Correspondence to: Seok-Jun Kim, Tel+82-62-230-6664; Fax:+82-62-234-4326; E-mail: heaven1472@chosun.ac.kr; Kyung-Hee Chun, Tel: +82-2-2228-1699; Fax: +82-2-312-5041; E-mail: khchun@yuhs.ac
Received: May 13, 2020; Revised: May 14, 2020; Accepted: May 27, 2020; Published online: October 31, 2020.
© Korean Society for Biochemistry and Molecular Biology. All rights reserved.

cc This is an open-access article distributed under the terms of the Creative Commons Attribution Non-Commercial License (http://creativecommons.org/licenses/by-nc/4.0) which permits unrestricted non-commercial use, distribution, and reproduction in any medium, provided the original work is properly cited.
Abstract
Notch signaling has been identified as a critical pathway in gastric cancer (GC) progression and metastasis, and inhibition of Delta-like ligand 4 (DLL4), a Notch ligand, is suggested as a potent therapeutic approach for GC. Expression of both DLL4 and vascular endothelial growth factor receptor 2 (VEGFR2) was similar in the malignant tissues of GC patients. We focused on vascular endothelial growth factor (VEGF), a known angiogenesis regulator and activator of DLL4. Here, we used ABL001, a DLL4/VEGF bispecific therapeutic antibody, and investigated its therapeutic effect in GC. Treatment with human DLL4 therapeutic antibody (anti-hDLL4) or ABL001 slightly reduced GC cell growth in monolayer culture; however, they significantly inhibited cell growth in 3D-culture, suggesting a reduction in the cancer stem cell population. Treatment with anti-hDLL4 or ABL001 also decreased GC cell migration and invasion. Moreover, the combined treatment of irinotecan with anti-hDLL4 or ABL001 showed synergistic antitumor activity. Both combination treatments further reduced cell growth in 3D-culture as well as cell invasion. Interestingly, the combination treatment of ABL001 with irinotecan synergistically reduced the GC burden in both xenograft and orthotopic mouse models. Collectively, DLL4 inhibition significantly decreased cell motility and stem-like phenotype and the combination treatment of DLL4/VEGF bispecific therapeutic antibody with irinotecan synergistically reduced the GC burden in mouse models. Our data suggest that ABL001 potentially represents a potent agent in GC therapy. Further biochemical and pre-clinical studies are needed for its application in the clinic.
Keywords: DLL4/VEGF bispecific therapeutic antibody, Gastric cancer, Irinotecan, Synergistic antitumor effect
INTRODUCTION

Gastric cancer (GC) is one of the most common malignancies, accounting for more than one million newly diagnosed cases each year worldwide (1, 2). Although the key molecular signaling pathways in GC have been researched extensively, the molecules associated with GC have not been identified (3). A few molecular-guided targeted therapies have been developed and are being widely used in the clinical treatment of patients with advanced-stage of GC; however, the overall survival remains poor (4). Therefore, further research into the molecular mechanisms in GC and novel anti-cancer drugs are needed for effective molecular-targeted therapy.

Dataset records
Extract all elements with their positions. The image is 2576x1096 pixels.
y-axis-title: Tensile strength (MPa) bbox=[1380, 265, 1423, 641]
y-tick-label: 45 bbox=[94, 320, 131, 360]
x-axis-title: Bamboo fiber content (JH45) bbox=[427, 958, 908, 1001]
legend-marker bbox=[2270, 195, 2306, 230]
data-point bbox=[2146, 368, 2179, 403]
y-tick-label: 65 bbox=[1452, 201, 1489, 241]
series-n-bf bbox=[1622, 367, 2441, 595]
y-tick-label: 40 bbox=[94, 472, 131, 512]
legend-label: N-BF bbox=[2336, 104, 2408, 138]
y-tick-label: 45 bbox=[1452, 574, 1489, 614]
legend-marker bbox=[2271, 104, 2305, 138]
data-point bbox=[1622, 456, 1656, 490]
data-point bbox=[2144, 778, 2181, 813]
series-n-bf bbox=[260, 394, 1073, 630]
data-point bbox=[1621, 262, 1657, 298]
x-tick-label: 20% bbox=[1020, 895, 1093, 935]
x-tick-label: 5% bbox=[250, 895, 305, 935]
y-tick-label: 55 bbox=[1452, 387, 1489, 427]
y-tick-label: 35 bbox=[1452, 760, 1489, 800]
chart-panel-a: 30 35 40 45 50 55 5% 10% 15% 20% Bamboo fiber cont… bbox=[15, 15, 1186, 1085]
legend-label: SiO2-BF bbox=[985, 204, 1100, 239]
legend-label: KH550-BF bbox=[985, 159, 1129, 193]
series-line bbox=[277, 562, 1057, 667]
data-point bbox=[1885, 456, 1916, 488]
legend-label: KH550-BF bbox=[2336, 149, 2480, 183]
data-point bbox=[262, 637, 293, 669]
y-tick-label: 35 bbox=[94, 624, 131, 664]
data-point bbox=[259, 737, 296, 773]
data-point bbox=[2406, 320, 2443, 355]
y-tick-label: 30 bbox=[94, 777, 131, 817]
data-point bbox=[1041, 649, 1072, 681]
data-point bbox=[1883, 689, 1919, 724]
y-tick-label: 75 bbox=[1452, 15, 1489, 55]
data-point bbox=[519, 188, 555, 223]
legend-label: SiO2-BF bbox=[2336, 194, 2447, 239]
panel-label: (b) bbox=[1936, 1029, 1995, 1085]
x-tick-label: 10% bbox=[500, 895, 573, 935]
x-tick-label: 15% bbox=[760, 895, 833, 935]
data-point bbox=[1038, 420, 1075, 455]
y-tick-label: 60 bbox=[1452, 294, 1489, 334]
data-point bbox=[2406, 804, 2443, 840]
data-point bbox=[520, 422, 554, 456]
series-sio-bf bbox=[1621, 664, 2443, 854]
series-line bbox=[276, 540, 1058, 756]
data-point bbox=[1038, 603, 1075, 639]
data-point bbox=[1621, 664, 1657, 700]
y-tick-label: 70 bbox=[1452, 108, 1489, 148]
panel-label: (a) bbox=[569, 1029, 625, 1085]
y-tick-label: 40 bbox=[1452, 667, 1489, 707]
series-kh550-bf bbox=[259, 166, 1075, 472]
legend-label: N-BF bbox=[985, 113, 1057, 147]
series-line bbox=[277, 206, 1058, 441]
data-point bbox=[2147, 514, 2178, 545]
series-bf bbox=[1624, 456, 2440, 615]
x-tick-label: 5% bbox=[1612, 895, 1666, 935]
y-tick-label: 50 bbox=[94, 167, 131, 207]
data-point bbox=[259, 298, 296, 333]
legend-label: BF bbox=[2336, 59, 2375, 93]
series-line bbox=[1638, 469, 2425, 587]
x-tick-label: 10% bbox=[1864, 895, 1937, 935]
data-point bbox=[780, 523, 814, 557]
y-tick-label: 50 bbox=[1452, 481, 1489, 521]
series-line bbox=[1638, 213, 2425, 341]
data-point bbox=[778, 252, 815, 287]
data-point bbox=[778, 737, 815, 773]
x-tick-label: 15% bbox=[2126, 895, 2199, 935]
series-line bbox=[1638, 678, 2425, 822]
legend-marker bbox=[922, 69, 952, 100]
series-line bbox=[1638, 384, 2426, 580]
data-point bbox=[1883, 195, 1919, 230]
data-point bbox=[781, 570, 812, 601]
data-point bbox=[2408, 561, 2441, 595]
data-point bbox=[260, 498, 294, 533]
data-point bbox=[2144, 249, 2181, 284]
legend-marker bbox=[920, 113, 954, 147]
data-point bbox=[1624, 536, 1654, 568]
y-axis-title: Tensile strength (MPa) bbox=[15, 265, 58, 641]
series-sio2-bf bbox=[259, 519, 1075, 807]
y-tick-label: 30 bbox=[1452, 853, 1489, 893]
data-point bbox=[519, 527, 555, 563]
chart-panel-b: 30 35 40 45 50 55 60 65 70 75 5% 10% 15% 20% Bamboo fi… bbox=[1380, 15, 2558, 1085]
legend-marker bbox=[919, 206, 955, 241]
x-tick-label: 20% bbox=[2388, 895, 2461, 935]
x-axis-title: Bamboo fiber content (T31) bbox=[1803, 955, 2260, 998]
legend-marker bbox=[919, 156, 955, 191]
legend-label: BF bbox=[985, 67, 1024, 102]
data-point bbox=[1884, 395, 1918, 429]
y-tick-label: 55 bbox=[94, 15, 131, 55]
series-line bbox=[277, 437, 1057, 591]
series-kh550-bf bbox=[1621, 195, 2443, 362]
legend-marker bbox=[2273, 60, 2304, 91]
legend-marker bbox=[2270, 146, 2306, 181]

__Your goal__
Resume the gastric cancer article after its final sentence.

__Response__
The Notch signaling pathway has been implicated in cancer cell survival, metastasis, drug resistance through the maintenance of cancer stem cells (CSCs), epithelial–mesenchymal transition (EMT), and genomic instability (5, 6). In mammals, there are four Notch homologous receptors (Notch 1-4), which can bind various ligands–Delta-like ligands (DLL1, 3, and 4), and Jagged 1 and 2 (7). DLL4, one of the major factors involved in Notch signaling, was shown to be responsible for tumor formation, EMT, and self-renewal as CSCs (8). Targeting DLL4 expression may be a feasible approach to interfere with angiogenesis, tumorigenesis, and metastasis for anti-cancer effect (9, 10). However, the clinical significance of DLL4 expression in GC is associated with poor prognosis (9) but mechanistic details remain unresolved (11).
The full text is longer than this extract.